BEGIN Excerpted data

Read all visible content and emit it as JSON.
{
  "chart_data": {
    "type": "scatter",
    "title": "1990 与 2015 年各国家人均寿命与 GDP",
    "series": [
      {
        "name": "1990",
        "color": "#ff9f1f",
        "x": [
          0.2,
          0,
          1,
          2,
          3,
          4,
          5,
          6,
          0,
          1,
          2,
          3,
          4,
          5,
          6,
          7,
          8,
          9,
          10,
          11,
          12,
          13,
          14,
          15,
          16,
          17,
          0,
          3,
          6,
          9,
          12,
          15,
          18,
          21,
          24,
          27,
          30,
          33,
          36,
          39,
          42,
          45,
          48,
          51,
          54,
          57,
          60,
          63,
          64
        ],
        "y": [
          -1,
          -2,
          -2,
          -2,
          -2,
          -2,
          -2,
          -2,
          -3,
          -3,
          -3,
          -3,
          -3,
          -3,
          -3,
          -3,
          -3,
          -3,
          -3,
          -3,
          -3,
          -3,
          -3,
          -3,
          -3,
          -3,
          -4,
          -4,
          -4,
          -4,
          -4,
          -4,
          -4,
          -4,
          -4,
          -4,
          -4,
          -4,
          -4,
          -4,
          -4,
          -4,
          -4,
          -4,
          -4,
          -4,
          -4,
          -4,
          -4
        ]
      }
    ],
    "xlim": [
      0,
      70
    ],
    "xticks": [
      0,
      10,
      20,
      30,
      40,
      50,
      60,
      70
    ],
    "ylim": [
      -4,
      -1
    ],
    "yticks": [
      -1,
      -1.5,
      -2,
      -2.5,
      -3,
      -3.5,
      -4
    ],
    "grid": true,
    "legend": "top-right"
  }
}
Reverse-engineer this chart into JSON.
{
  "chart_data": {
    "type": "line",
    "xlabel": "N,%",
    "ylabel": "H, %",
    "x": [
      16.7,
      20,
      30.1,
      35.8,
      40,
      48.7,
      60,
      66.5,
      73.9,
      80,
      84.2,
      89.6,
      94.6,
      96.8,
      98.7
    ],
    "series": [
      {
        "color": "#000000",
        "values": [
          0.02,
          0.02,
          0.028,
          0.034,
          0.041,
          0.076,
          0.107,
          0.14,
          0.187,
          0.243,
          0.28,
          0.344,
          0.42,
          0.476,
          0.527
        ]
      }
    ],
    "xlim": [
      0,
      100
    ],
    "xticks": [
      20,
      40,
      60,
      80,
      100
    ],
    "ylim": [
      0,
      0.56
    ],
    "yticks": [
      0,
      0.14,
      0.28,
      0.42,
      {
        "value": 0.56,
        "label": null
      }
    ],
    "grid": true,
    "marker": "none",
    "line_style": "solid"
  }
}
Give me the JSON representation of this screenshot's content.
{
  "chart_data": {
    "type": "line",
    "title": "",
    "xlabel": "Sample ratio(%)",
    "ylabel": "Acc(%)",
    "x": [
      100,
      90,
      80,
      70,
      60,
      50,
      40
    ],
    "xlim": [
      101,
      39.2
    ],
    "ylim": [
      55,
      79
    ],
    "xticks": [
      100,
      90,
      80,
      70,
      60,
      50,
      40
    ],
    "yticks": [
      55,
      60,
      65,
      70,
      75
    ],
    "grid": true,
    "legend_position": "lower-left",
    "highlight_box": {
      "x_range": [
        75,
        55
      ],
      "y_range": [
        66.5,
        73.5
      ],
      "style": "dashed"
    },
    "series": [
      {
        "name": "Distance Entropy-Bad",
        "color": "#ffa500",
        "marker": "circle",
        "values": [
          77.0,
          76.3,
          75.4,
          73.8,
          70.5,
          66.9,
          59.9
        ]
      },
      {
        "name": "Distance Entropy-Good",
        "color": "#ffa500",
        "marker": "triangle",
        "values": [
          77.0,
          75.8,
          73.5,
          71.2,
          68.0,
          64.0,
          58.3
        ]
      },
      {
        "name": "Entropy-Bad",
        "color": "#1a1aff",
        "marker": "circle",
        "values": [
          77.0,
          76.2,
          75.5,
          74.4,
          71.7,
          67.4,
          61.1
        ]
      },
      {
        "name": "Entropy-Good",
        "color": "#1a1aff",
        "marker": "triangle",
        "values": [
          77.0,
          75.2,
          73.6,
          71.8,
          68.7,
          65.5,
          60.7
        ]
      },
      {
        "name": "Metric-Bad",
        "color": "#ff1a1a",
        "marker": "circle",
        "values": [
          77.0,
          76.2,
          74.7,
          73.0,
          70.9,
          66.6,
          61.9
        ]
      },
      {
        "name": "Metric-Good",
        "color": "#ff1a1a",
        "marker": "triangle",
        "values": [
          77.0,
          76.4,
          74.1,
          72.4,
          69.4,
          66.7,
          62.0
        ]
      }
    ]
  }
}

END Excerpted data

Written task: Restate the whole listing exactly, leaving out nothing.

Exercise output:
Read all visible content and emit it as JSON.
{
  "chart_data": {
    "type": "scatter",
    "title": "1990 与 2015 年各国家人均寿命与 GDP",
    "series": [
      {
        "name": "1990",
        "color": "#ff9f1f",
        "x": [
          0.2,
          0,
          1,
          2,
          3,
          4,
          5,
          6,
          0,
          1,
          2,
          3,
          4,
          5,
          6,
          7,
          8,
          9,
          10,
          11,
          12,
          13,
          14,
          15,
          16,
          17,
          0,
          3,
          6,
          9,
          12,
          15,
          18,
          21,
          24,
          27,
          30,
          33,
          36,
          39,
          42,
          45,
          48,
          51,
          54,
          57,
          60,
          63,
          64
        ],
        "y": [
          -1,
          -2,
          -2,
          -2,
          -2,
          -2,
          -2,
          -2,
          -3,
          -3,
          -3,
          -3,
          -3,
          -3,
          -3,
          -3,
          -3,
          -3,
          -3,
          -3,
          -3,
          -3,
          -3,
          -3,
          -3,
          -3,
          -4,
          -4,
          -4,
          -4,
          -4,
          -4,
          -4,
          -4,
          -4,
          -4,
          -4,
          -4,
          -4,
          -4,
          -4,
          -4,
          -4,
          -4,
          -4,
          -4,
          -4,
          -4,
          -4
        ]
      }
    ],
    "xlim": [
      0,
      70
    ],
    "xticks": [
      0,
      10,
      20,
      30,
      40,
      50,
      60,
      70
    ],
    "ylim": [
      -4,
      -1
    ],
    "yticks": [
      -1,
      -1.5,
      -2,
      -2.5,
      -3,
      -3.5,
      -4
    ],
    "grid": true,
    "legend": "top-right"
  }
}
Reverse-engineer this chart into JSON.
{
  "chart_data": {
    "type": "line",
    "xlabel": "N,%",
    "ylabel": "H, %",
    "x": [
      16.7,
      20,
      30.1,
      35.8,
      40,
      48.7,
      60,
      66.5,
      73.9,
      80,
      84.2,
      89.6,
      94.6,
      96.8,
      98.7
    ],
    "series": [
      {
        "color": "#000000",
        "values": [
          0.02,
          0.02,
          0.028,
          0.034,
          0.041,
          0.076,
          0.107,
          0.14,
          0.187,
          0.243,
          0.28,
          0.344,
          0.42,
          0.476,
          0.527
        ]
      }
    ],
    "xlim": [
      0,
      100
    ],
    "xticks": [
      20,
      40,
      60,
      80,
      100
    ],
    "ylim": [
      0,
      0.56
    ],
    "yticks": [
      0,
      0.14,
      0.28,
      0.42,
      {
        "value": 0.56,
        "label": null
      }
    ],
    "grid": true,
    "marker": "none",
    "line_style": "solid"
  }
}
Give me the JSON representation of this screenshot's content.
{
  "chart_data": {
    "type": "line",
    "title": "",
    "xlabel": "Sample ratio(%)",
    "ylabel": "Acc(%)",
    "x": [
      100,
      90,
      80,
      70,
      60,
      50,
      40
    ],
    "xlim": [
      101,
      39.2
    ],
    "ylim": [
      55,
      79
    ],
    "xticks": [
      100,
      90,
      80,
      70,
      60,
      50,
      40
    ],
    "yticks": [
      55,
      60,
      65,
      70,
      75
    ],
    "grid": true,
    "legend_position": "lower-left",
    "highlight_box": {
      "x_range": [
        75,
        55
      ],
      "y_range": [
        66.5,
        73.5
      ],
      "style": "dashed"
    },
    "series": [
      {
        "name": "Distance Entropy-Bad",
        "color": "#ffa500",
        "marker": "circle",
        "values": [
          77.0,
          76.3,
          75.4,
          73.8,
          70.5,
          66.9,
          59.9
        ]
      },
      {
        "name": "Distance Entropy-Good",
        "color": "#ffa500",
        "marker": "triangle",
        "values": [
          77.0,
          75.8,
          73.5,
          71.2,
          68.0,
          64.0,
          58.3
        ]
      },
      {
        "name": "Entropy-Bad",
        "color": "#1a1aff",
        "marker": "circle",
        "values": [
          77.0,
          76.2,
          75.5,
          74.4,
          71.7,
          67.4,
          61.1
        ]
      },
      {
        "name": "Entropy-Good",
        "color": "#1a1aff",
        "marker": "triangle",
        "values": [
          77.0,
          75.2,
          73.6,
          71.8,
          68.7,
          65.5,
          60.7
        ]
      },
      {
        "name": "Metric-Bad",
        "color": "#ff1a1a",
        "marker": "circle",
        "values": [
          77.0,
          76.2,
          74.7,
          73.0,
          70.9,
          66.6,
          61.9
        ]
      },
      {
        "name": "Metric-Good",
        "color": "#ff1a1a",
        "marker": "triangle",
        "values": [
          77.0,
          76.4,
          74.1,
          72.4,
          69.4,
          66.7,
          62.0
        ]
      }
    ]
  }
}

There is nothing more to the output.